/---

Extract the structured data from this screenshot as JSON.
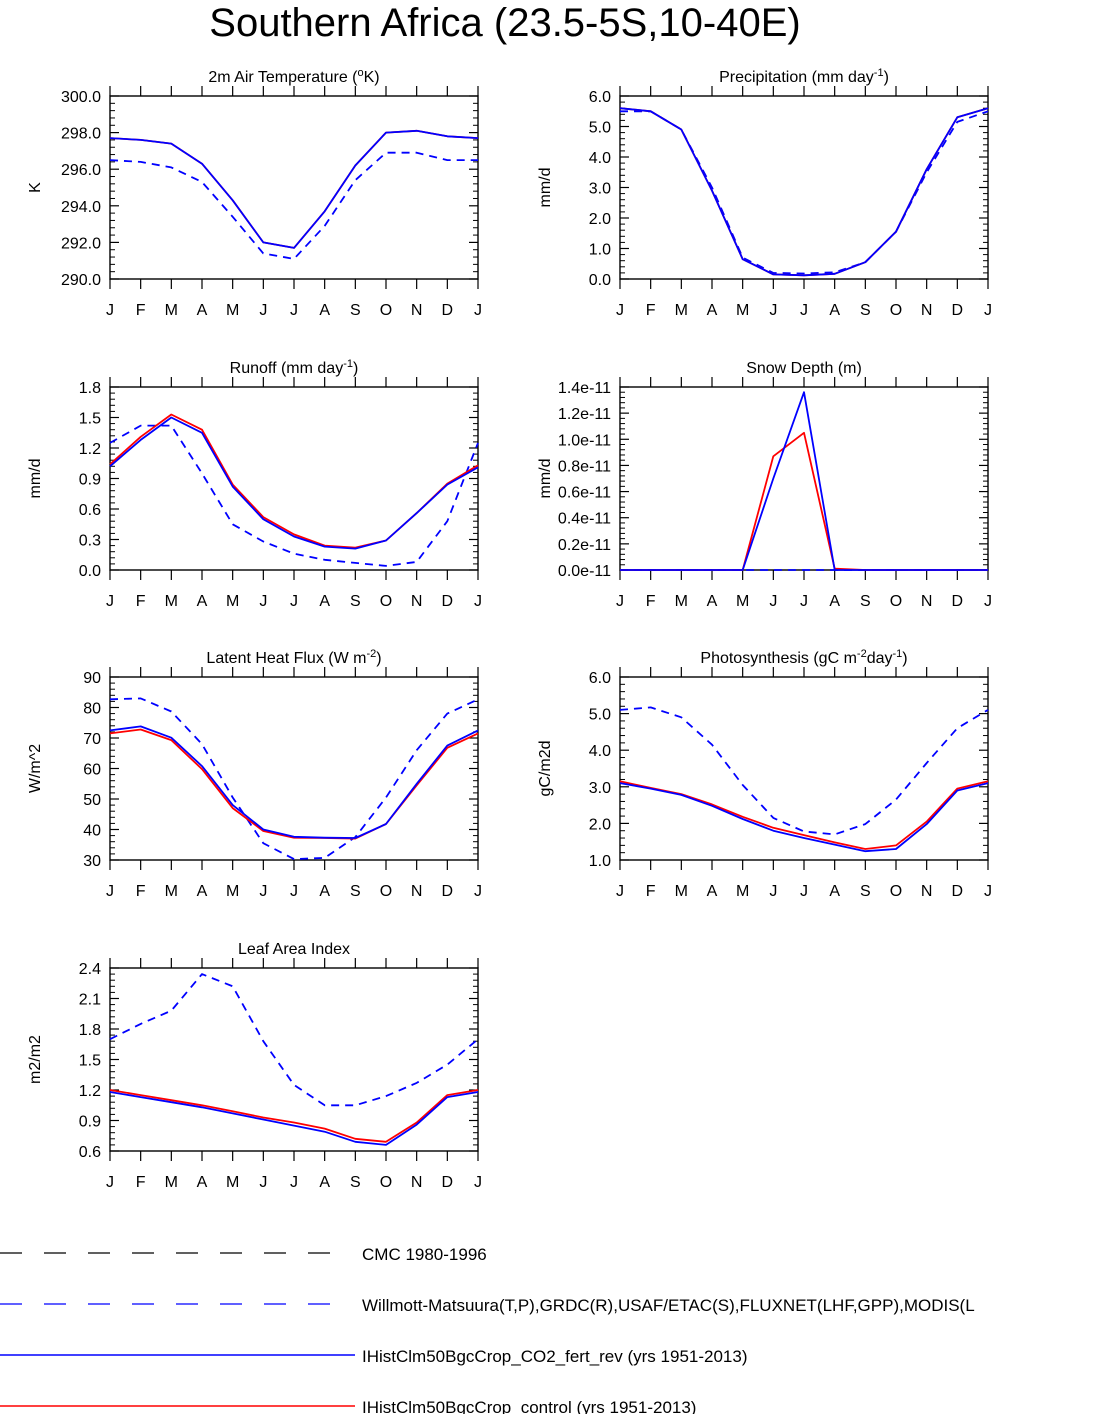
{
  "page": {
    "title": "Southern Africa (23.5-5S,10-40E)"
  },
  "colors": {
    "control": "#ff0000",
    "co2": "#0000ff",
    "obs": "#0000ff",
    "cmc": "#000000",
    "axis": "#000000"
  },
  "chart_data": [
    {
      "type": "line",
      "title": "2m Air Temperature (°K)",
      "ylabel": "K",
      "categories": [
        "J",
        "F",
        "M",
        "A",
        "M",
        "J",
        "J",
        "A",
        "S",
        "O",
        "N",
        "D",
        "J"
      ],
      "ylim": [
        290.0,
        300.0
      ],
      "yticks": [
        "290.0",
        "292.0",
        "294.0",
        "296.0",
        "298.0",
        "300.0"
      ],
      "series": [
        {
          "values": [
            297.7,
            297.6,
            297.4,
            296.3,
            294.3,
            292.0,
            291.7,
            293.7,
            296.2,
            298.0,
            298.1,
            297.8,
            297.7
          ]
        },
        {
          "values": [
            297.7,
            297.6,
            297.4,
            296.3,
            294.3,
            292.0,
            291.7,
            293.7,
            296.2,
            298.0,
            298.1,
            297.8,
            297.7
          ]
        },
        {
          "values": [
            296.5,
            296.4,
            296.1,
            295.3,
            293.4,
            291.4,
            291.1,
            292.9,
            295.4,
            296.9,
            296.9,
            296.5,
            296.5
          ]
        }
      ]
    },
    {
      "type": "line",
      "title": "Precipitation (mm day-1)",
      "ylabel": "mm/d",
      "categories": [
        "J",
        "F",
        "M",
        "A",
        "M",
        "J",
        "J",
        "A",
        "S",
        "O",
        "N",
        "D",
        "J"
      ],
      "ylim": [
        0.0,
        6.0
      ],
      "yticks": [
        "0.0",
        "1.0",
        "2.0",
        "3.0",
        "4.0",
        "5.0",
        "6.0"
      ],
      "series": [
        {
          "values": [
            5.6,
            5.5,
            4.9,
            2.9,
            0.65,
            0.15,
            0.12,
            0.17,
            0.55,
            1.55,
            3.6,
            5.3,
            5.6
          ]
        },
        {
          "values": [
            5.6,
            5.5,
            4.9,
            2.9,
            0.65,
            0.15,
            0.12,
            0.17,
            0.55,
            1.55,
            3.6,
            5.3,
            5.6
          ]
        },
        {
          "values": [
            5.5,
            5.5,
            4.9,
            3.0,
            0.7,
            0.2,
            0.18,
            0.22,
            0.55,
            1.55,
            3.5,
            5.15,
            5.5
          ]
        }
      ]
    },
    {
      "type": "line",
      "title": "Runoff (mm day-1)",
      "ylabel": "mm/d",
      "categories": [
        "J",
        "F",
        "M",
        "A",
        "M",
        "J",
        "J",
        "A",
        "S",
        "O",
        "N",
        "D",
        "J"
      ],
      "ylim": [
        0.0,
        1.8
      ],
      "yticks": [
        "0.0",
        "0.3",
        "0.6",
        "0.9",
        "1.2",
        "1.5",
        "1.8"
      ],
      "series": [
        {
          "values": [
            1.04,
            1.31,
            1.53,
            1.38,
            0.84,
            0.52,
            0.35,
            0.24,
            0.22,
            0.29,
            0.56,
            0.85,
            1.03
          ]
        },
        {
          "values": [
            1.02,
            1.28,
            1.5,
            1.35,
            0.82,
            0.5,
            0.33,
            0.23,
            0.21,
            0.29,
            0.56,
            0.84,
            1.01
          ]
        },
        {
          "values": [
            1.25,
            1.42,
            1.42,
            0.95,
            0.45,
            0.28,
            0.16,
            0.1,
            0.07,
            0.04,
            0.08,
            0.48,
            1.25
          ]
        }
      ]
    },
    {
      "type": "line",
      "title": "Snow Depth (m)",
      "ylabel": "mm/d",
      "categories": [
        "J",
        "F",
        "M",
        "A",
        "M",
        "J",
        "J",
        "A",
        "S",
        "O",
        "N",
        "D",
        "J"
      ],
      "ylim": [
        0.0,
        1.4e-11
      ],
      "yticks": [
        "0.0e-11",
        "0.2e-11",
        "0.4e-11",
        "0.6e-11",
        "0.8e-11",
        "1.0e-11",
        "1.2e-11",
        "1.4e-11"
      ],
      "series": [
        {
          "values": [
            0,
            0,
            0,
            0,
            0,
            8.7e-12,
            1.05e-11,
            1e-13,
            0,
            0,
            0,
            0,
            0
          ]
        },
        {
          "values": [
            0,
            0,
            0,
            0,
            0,
            7e-12,
            1.36e-11,
            0,
            0,
            0,
            0,
            0,
            0
          ]
        },
        {
          "values": [
            0,
            0,
            0,
            0,
            0,
            0,
            0,
            0,
            0,
            0,
            0,
            0,
            0
          ]
        }
      ]
    },
    {
      "type": "line",
      "title": "Latent Heat Flux (W m-2)",
      "ylabel": "W/m^2",
      "categories": [
        "J",
        "F",
        "M",
        "A",
        "M",
        "J",
        "J",
        "A",
        "S",
        "O",
        "N",
        "D",
        "J"
      ],
      "ylim": [
        30,
        90
      ],
      "yticks": [
        "30",
        "40",
        "50",
        "60",
        "70",
        "80",
        "90"
      ],
      "series": [
        {
          "values": [
            71.5,
            72.8,
            69.3,
            59.8,
            47.0,
            39.5,
            37.3,
            37.2,
            37.0,
            41.8,
            54.5,
            66.8,
            71.5
          ]
        },
        {
          "values": [
            72.5,
            73.8,
            70.1,
            60.8,
            48.0,
            40.0,
            37.6,
            37.3,
            37.2,
            41.8,
            55.0,
            67.5,
            72.5
          ]
        },
        {
          "values": [
            82.7,
            83.0,
            78.7,
            68.0,
            50.5,
            35.5,
            30.3,
            30.7,
            37.5,
            50.5,
            66.0,
            78.0,
            82.7
          ]
        }
      ]
    },
    {
      "type": "line",
      "title": "Photosynthesis (gC m-2day-1)",
      "ylabel": "gC/m2d",
      "categories": [
        "J",
        "F",
        "M",
        "A",
        "M",
        "J",
        "J",
        "A",
        "S",
        "O",
        "N",
        "D",
        "J"
      ],
      "ylim": [
        1.0,
        6.0
      ],
      "yticks": [
        "1.0",
        "2.0",
        "3.0",
        "4.0",
        "5.0",
        "6.0"
      ],
      "series": [
        {
          "values": [
            3.15,
            2.97,
            2.8,
            2.52,
            2.18,
            1.88,
            1.68,
            1.48,
            1.3,
            1.4,
            2.05,
            2.95,
            3.15
          ]
        },
        {
          "values": [
            3.1,
            2.95,
            2.78,
            2.48,
            2.12,
            1.8,
            1.6,
            1.42,
            1.24,
            1.3,
            1.98,
            2.9,
            3.1
          ]
        },
        {
          "values": [
            5.1,
            5.17,
            4.9,
            4.15,
            3.05,
            2.15,
            1.78,
            1.7,
            1.98,
            2.65,
            3.65,
            4.6,
            5.1
          ]
        }
      ]
    },
    {
      "type": "line",
      "title": "Leaf Area Index",
      "ylabel": "m2/m2",
      "categories": [
        "J",
        "F",
        "M",
        "A",
        "M",
        "J",
        "J",
        "A",
        "S",
        "O",
        "N",
        "D",
        "J"
      ],
      "ylim": [
        0.6,
        2.4
      ],
      "yticks": [
        "0.6",
        "0.9",
        "1.2",
        "1.5",
        "1.8",
        "2.1",
        "2.4"
      ],
      "series": [
        {
          "values": [
            1.2,
            1.15,
            1.1,
            1.05,
            0.99,
            0.93,
            0.88,
            0.82,
            0.72,
            0.69,
            0.88,
            1.15,
            1.2
          ]
        },
        {
          "values": [
            1.18,
            1.13,
            1.08,
            1.03,
            0.97,
            0.91,
            0.85,
            0.79,
            0.69,
            0.66,
            0.86,
            1.13,
            1.18
          ]
        },
        {
          "values": [
            1.7,
            1.85,
            1.98,
            2.34,
            2.22,
            1.68,
            1.25,
            1.05,
            1.05,
            1.14,
            1.27,
            1.45,
            1.7
          ]
        }
      ]
    }
  ],
  "legend": {
    "items": [
      {
        "label": "CMC 1980-1996"
      },
      {
        "label": "Willmott-Matsuura(T,P),GRDC(R),USAF/ETAC(S),FLUXNET(LHF,GPP),MODIS(L"
      },
      {
        "label": "IHistClm50BgcCrop_CO2_fert_rev (yrs 1951-2013)"
      },
      {
        "label": "IHistClm50BgcCrop_control (yrs 1951-2013)"
      }
    ]
  }
}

\---

Show every line from the entries above in which "ylabel" appears.

Result of the exercise:
      "ylabel": "K",
      "ylabel": "mm/d",
      "ylabel": "mm/d",
      "ylabel": "mm/d",
      "ylabel": "W/m^2",
      "ylabel": "gC/m2d",
      "ylabel": "m2/m2",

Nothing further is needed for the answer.